REQUIRED ACTIONS:
a) In the review of Lou Ye's film, what is Mathieu's job?
b) Pick up the review of Lou Ye's film at its last sentence and keep writing it.

-- START TEXT SHOWN --

Dir: Lou Ye. France-China. 103mins


Obsessive love and lust is at the core – rather than the heart of – Chinese director Lou Ye’s gritty and intensely visceral tale of the relationship between an oddly mis-matched couple, packed with plenty of brutal sex but lacking any real answers (or even any real interest in answers).

It is an absorbing, intriguing and sometimes hard film to watch.

Controversial director Lou Ye has been banned from filmmaking in his homeland of China following his 2006 film Summer Palace, but is oddly at ease largely placing his story against an unglamorous Parisian backdrop (no clichéd tourist shot here), and makes excellent use of his cast, headed by Tahar Rahim (who starred in A Prophet) and model-turned actress Corinne Yam. The frank nature of the project as well as Rahim’s profile should spark sales interest for Wild Bunch, though it may disappoint those expecting a more sexually frank film.

The film is an adaptation of Jie Liu-falin’s autobiographical novel (banned in China) Bitch – the word features in the film a lot, but re-titled Love And Bruises ties in with the film being not as tough as it might have – and has been shot in stylish hand-held fashion, bringing the viewer up close and personal with the self-destructive twosome.

The film opens – as perhaps only French films seem to be able to – with a couple arguing in the street about the end of their relationship, as tearful Hua (Yam), a Chinese woman who is a student in Paris, is dumped by her older boyfriend.

Unhappily wandering the streets, she is physically knocked over by Mathieu (Rahim), who works erecting market stalls. His profuse apologies soon switch into him following her (she doesn’t object) and then having rough sex with her (she certainly doesn’t object).

Despite the fact that they are polar opposites, the seem to need each other – he falls obsessively for her glum but elegant beauty and she is taken with his rough nature. It is a relationship driven by sex (they have plenty of it – all filmed above the waist -  though all in a rather traditional and monotonous nature) with no real intellectual link…perspiration rather than inspiration certainly.

-- END TEXT SHOWN --
-- START RECORD LIST --

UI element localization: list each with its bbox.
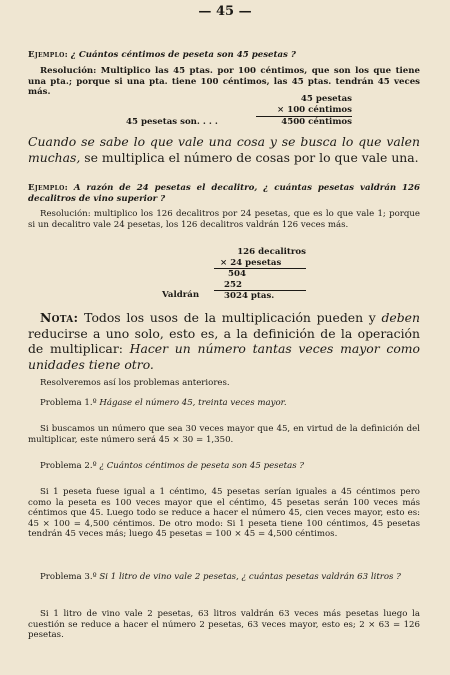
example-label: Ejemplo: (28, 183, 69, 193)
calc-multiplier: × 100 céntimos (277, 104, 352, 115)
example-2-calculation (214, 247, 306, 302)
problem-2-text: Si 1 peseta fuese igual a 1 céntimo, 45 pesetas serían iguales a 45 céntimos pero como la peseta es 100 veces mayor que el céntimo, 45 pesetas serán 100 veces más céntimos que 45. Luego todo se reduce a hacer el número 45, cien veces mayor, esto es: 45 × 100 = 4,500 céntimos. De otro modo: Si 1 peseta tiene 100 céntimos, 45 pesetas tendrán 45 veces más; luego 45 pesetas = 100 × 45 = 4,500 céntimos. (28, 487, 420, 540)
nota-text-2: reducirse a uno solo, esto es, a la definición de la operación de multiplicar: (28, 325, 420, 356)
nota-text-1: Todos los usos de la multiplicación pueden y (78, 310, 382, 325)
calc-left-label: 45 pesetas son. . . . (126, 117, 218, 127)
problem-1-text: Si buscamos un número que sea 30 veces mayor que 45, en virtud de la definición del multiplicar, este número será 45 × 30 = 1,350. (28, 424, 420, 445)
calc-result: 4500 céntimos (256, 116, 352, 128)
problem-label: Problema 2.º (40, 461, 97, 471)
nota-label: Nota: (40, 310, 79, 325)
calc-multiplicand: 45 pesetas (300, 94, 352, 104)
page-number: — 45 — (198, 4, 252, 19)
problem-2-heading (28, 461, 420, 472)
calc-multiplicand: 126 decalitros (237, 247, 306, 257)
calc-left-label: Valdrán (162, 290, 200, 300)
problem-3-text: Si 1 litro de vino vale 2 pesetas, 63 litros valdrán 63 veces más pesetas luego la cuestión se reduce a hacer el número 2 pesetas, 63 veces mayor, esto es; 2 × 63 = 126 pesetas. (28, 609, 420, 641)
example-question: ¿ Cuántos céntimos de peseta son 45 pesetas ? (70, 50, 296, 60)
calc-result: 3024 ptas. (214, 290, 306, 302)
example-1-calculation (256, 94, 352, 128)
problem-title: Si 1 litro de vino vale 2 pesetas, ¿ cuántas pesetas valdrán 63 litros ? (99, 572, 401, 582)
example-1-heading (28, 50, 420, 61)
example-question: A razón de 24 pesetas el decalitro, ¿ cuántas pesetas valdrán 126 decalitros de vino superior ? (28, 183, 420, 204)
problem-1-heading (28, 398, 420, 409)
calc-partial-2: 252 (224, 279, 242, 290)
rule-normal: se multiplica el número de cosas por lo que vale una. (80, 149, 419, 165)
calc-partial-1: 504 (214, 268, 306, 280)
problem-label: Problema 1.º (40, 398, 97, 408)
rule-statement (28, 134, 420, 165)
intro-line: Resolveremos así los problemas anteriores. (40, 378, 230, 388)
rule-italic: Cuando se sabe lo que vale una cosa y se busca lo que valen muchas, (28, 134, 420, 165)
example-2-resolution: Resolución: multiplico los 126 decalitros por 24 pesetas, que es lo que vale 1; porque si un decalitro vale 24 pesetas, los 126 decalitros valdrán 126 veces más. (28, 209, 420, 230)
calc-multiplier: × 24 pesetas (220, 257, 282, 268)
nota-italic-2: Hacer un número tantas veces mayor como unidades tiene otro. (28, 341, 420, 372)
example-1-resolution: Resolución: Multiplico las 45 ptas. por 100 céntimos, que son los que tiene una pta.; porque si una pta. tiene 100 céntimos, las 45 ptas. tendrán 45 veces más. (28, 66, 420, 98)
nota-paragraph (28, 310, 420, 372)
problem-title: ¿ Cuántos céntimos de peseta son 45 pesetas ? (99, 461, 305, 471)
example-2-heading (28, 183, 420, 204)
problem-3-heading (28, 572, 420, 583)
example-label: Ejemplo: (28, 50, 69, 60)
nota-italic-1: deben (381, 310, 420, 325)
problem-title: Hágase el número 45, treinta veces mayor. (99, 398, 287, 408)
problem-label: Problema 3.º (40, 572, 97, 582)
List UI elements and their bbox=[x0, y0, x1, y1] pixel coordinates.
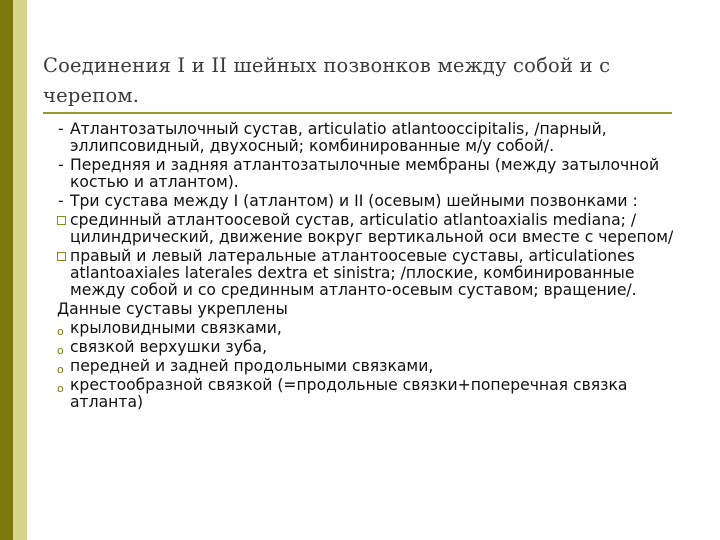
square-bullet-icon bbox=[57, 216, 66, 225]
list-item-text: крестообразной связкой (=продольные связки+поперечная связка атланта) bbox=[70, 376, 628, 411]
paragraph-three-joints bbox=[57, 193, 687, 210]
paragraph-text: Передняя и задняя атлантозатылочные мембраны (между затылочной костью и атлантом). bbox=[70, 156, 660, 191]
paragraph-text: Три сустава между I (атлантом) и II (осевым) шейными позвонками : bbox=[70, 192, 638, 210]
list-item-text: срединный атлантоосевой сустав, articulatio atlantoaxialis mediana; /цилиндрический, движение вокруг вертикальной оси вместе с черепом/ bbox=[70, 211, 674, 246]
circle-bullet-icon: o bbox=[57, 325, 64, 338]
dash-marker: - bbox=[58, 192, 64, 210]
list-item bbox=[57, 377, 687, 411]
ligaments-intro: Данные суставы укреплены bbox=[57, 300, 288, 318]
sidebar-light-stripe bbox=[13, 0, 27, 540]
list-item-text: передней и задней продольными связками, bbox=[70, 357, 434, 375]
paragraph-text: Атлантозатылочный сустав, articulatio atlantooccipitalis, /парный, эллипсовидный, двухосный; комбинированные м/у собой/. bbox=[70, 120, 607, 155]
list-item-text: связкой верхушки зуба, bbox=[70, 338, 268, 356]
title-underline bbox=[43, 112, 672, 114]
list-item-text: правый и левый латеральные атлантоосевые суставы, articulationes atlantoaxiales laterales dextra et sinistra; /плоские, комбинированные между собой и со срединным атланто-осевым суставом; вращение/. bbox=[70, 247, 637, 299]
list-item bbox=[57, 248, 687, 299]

-- END RECORD LIST --

RESPONSES IN ORDER:
a) He erects market stalls.

b)
Sexual violence is always lingering on the edge of these scenes, and often crosses over. He ‘lends’ her to a brutish friend who we assume rapes her (the film cuts away as she screams), but she still goes back to him. Even when he starts a relationship with another woman – and is living is a grim and dirty flat – she still meekly stays with him, always submitting to his harsh sexual advances.

She eventually returns to China to work as a translator and moves in with a staid and sensible man who wants to marry him, but despite seeming to enjoy her new life (she even smiles a few times) she still returns to France to meet up with Mathieu again, who is now living in the basement of his parent’s terrace house.

There is much to admire in Yam and Rahim’s immersion on their roles, especially given there is not much breadth of character for them to play with – bleak sex, occasional violence and some drinking sessions are the cornerstones of their relationship – and often their reactions to plot developments are simplistic rather than subtle.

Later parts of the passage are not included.